DATA LINES:
■ ■ ■ ■
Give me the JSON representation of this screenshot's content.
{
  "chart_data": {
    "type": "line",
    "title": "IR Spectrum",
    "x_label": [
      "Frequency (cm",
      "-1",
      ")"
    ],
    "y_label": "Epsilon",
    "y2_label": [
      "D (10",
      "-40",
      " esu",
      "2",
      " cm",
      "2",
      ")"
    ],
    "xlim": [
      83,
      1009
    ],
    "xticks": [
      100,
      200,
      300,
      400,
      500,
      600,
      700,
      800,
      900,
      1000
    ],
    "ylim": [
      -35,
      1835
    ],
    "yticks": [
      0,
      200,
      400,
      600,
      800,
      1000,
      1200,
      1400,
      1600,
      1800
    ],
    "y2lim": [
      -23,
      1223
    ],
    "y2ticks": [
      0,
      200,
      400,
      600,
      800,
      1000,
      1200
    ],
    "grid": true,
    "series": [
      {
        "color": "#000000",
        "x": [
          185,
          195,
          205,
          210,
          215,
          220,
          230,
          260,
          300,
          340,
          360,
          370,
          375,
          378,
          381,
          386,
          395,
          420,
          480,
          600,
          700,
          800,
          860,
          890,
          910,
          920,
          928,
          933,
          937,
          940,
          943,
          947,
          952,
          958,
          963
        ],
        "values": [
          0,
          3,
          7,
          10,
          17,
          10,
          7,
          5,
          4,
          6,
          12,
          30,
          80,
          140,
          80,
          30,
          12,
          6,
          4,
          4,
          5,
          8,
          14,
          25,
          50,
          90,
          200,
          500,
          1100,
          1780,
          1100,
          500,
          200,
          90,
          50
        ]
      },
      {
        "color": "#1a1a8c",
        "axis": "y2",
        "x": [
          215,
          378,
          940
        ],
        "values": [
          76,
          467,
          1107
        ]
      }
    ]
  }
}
■ ■ ■ ■
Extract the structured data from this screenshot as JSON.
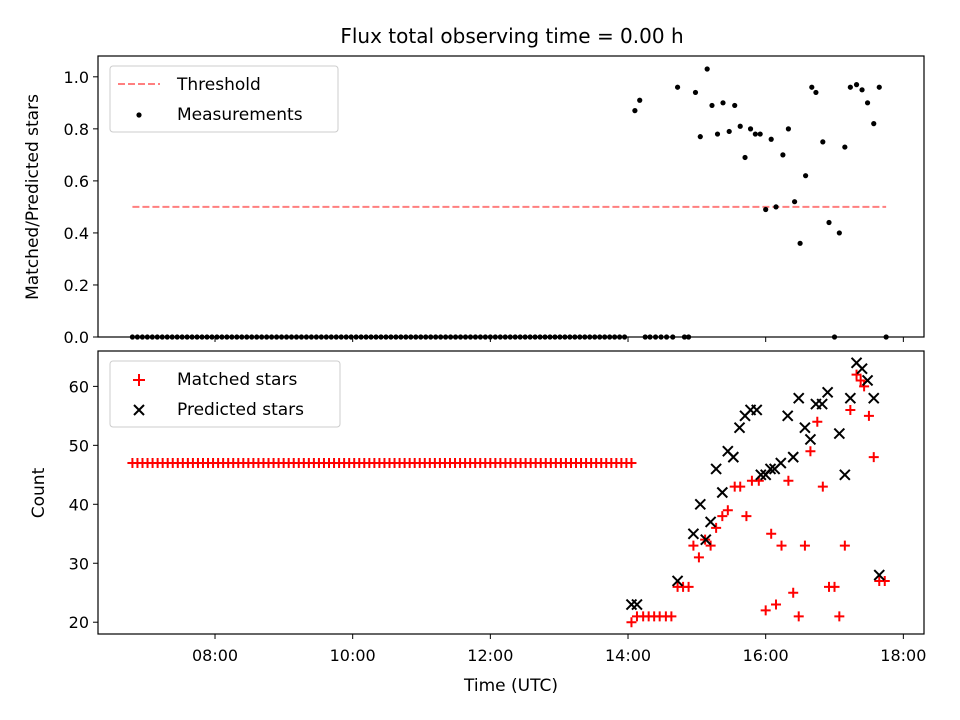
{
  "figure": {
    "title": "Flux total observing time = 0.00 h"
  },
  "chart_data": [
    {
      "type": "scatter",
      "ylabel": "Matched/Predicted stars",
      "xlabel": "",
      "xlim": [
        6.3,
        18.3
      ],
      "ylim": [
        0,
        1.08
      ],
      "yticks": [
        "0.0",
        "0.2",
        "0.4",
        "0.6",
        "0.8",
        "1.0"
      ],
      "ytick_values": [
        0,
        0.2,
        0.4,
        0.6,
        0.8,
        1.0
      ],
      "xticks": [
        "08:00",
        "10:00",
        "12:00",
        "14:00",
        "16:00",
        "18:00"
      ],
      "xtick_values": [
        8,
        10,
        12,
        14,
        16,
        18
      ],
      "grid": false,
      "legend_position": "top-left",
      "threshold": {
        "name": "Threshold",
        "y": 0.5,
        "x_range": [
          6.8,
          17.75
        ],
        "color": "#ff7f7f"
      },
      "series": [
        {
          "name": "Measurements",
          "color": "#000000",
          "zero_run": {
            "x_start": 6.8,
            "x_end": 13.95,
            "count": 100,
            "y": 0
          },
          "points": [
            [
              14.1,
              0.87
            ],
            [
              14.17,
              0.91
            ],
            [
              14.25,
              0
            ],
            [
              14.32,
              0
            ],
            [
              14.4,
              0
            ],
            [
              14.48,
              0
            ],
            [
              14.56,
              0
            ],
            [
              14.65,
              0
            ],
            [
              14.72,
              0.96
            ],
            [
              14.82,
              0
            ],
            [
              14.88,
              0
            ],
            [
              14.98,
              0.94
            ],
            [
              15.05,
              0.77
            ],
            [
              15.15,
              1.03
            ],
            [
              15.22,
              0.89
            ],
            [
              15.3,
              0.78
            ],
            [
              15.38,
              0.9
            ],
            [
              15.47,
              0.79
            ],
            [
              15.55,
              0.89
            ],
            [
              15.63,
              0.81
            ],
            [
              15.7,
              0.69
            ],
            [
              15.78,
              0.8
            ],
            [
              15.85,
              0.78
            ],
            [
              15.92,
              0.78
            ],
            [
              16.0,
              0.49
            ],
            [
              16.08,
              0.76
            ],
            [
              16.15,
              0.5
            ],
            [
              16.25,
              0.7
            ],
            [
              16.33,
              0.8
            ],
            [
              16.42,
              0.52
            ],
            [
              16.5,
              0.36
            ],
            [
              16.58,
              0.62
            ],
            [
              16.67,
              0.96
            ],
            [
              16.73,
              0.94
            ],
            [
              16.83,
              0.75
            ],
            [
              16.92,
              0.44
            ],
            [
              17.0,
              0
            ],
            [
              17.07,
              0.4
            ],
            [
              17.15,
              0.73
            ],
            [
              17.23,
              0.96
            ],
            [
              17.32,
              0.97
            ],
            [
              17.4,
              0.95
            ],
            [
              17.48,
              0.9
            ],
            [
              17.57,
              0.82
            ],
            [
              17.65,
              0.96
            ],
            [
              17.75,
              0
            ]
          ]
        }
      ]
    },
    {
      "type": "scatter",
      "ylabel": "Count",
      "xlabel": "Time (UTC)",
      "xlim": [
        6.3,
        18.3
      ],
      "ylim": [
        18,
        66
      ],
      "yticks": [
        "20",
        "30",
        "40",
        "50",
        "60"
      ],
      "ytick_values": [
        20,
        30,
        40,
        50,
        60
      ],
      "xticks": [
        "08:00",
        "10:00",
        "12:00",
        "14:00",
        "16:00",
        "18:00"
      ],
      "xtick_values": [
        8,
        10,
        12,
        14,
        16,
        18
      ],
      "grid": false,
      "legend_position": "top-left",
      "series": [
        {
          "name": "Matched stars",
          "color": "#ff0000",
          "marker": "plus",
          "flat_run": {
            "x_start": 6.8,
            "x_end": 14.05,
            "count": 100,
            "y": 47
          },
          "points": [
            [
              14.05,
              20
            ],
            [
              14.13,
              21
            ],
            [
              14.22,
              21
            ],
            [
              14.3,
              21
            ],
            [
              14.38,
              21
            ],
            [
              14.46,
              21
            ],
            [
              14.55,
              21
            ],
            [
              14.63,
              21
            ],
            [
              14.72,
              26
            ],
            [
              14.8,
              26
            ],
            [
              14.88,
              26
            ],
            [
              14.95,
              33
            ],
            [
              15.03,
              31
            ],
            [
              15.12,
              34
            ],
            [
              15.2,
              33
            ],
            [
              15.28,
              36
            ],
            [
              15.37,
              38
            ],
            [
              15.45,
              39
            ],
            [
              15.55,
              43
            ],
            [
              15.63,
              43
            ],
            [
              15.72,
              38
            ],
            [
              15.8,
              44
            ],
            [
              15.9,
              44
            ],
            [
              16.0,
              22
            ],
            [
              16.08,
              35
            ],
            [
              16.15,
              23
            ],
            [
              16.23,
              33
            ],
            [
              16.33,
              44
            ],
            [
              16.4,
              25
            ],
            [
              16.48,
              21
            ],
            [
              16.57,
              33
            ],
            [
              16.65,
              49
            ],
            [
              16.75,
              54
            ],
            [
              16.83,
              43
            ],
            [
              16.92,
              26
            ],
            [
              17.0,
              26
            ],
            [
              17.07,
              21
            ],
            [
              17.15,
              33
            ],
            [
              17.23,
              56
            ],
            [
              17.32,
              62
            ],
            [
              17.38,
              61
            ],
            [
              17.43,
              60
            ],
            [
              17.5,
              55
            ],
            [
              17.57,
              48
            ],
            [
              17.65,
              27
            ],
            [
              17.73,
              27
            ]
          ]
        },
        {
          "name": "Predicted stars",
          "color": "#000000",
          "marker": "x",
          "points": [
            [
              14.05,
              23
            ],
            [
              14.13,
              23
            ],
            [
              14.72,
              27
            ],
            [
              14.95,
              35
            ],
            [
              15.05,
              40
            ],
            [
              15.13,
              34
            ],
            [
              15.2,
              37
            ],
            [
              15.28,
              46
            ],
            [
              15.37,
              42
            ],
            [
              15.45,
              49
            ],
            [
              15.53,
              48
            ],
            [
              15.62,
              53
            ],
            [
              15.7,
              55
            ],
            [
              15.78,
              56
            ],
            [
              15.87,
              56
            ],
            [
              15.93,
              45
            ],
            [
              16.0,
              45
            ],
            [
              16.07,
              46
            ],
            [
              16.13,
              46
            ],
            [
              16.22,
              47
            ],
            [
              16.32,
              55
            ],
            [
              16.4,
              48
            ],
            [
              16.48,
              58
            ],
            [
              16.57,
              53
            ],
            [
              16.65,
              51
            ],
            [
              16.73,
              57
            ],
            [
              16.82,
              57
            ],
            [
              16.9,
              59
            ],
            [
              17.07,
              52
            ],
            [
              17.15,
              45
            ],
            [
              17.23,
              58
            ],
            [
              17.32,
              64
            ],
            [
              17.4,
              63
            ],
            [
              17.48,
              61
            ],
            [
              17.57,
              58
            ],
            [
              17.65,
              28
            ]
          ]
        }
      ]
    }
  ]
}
■ ■ ■ ■
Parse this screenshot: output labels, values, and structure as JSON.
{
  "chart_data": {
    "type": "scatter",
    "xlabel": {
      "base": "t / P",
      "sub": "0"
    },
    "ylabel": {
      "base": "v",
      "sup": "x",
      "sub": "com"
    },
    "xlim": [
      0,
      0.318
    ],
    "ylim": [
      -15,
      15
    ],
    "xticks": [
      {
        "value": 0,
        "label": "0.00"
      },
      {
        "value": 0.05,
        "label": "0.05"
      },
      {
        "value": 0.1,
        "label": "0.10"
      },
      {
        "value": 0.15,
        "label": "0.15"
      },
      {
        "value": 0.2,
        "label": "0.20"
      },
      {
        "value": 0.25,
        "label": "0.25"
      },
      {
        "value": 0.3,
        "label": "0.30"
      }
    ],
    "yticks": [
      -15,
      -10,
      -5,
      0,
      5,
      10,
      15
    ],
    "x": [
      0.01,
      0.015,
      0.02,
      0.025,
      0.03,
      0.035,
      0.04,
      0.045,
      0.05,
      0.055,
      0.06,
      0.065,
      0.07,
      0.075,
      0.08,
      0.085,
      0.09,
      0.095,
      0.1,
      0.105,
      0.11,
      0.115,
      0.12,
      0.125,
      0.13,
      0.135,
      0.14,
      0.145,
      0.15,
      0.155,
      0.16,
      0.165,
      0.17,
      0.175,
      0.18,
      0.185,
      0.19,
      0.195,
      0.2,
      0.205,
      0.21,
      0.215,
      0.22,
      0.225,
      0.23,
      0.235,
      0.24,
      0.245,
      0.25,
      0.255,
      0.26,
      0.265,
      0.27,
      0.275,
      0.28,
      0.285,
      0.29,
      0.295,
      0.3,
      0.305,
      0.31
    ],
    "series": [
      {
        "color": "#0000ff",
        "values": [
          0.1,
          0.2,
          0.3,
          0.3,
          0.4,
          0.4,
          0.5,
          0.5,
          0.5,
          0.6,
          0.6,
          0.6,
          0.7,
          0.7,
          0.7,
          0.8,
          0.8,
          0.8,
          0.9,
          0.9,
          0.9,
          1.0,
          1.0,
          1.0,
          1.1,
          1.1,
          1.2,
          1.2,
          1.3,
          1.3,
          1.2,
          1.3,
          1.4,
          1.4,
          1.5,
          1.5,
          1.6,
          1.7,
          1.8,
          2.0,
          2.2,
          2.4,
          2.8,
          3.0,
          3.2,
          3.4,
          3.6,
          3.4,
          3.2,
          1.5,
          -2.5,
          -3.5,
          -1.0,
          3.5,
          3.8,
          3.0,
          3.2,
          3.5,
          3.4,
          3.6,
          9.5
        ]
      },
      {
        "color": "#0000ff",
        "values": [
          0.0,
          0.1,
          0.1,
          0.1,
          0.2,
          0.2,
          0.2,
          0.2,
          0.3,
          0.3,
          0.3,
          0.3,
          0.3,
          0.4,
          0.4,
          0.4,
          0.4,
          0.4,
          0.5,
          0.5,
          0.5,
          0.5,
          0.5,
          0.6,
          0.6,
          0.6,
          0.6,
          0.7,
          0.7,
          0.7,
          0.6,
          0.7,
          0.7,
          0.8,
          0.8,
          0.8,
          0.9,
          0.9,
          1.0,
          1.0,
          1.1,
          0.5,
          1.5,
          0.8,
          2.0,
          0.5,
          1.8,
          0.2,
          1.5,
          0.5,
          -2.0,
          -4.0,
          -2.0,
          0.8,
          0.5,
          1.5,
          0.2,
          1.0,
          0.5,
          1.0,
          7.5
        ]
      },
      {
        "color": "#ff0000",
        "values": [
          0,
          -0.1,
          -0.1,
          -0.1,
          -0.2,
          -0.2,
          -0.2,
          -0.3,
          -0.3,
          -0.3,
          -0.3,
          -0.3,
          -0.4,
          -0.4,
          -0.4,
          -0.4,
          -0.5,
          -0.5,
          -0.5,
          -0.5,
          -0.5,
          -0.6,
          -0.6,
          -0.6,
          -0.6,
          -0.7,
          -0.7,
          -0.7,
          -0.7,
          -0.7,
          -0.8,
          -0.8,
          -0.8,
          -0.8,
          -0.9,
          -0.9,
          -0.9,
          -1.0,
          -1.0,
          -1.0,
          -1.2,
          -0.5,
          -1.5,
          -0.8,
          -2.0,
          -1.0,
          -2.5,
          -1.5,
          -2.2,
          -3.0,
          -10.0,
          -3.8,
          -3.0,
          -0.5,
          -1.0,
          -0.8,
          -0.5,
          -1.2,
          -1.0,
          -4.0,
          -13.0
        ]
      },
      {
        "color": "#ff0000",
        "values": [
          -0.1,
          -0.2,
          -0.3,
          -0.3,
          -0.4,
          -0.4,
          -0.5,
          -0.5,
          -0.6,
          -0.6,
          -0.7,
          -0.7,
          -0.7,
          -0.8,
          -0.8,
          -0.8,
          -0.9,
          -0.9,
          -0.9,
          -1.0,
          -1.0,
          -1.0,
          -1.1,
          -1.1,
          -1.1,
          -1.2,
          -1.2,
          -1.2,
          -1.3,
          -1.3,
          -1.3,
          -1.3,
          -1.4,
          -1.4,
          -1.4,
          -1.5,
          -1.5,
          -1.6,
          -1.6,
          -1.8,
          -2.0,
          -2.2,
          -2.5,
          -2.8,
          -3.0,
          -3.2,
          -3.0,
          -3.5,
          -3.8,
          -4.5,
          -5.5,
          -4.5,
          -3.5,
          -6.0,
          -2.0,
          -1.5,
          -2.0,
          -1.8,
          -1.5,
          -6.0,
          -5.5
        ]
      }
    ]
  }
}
■ ■ ■ ■
AIM:
Extract every line above that contains the word "title".

OUTPUT:
    "title": "IR Spectrum",
    "title": "Flux total observing time = 0.00 h"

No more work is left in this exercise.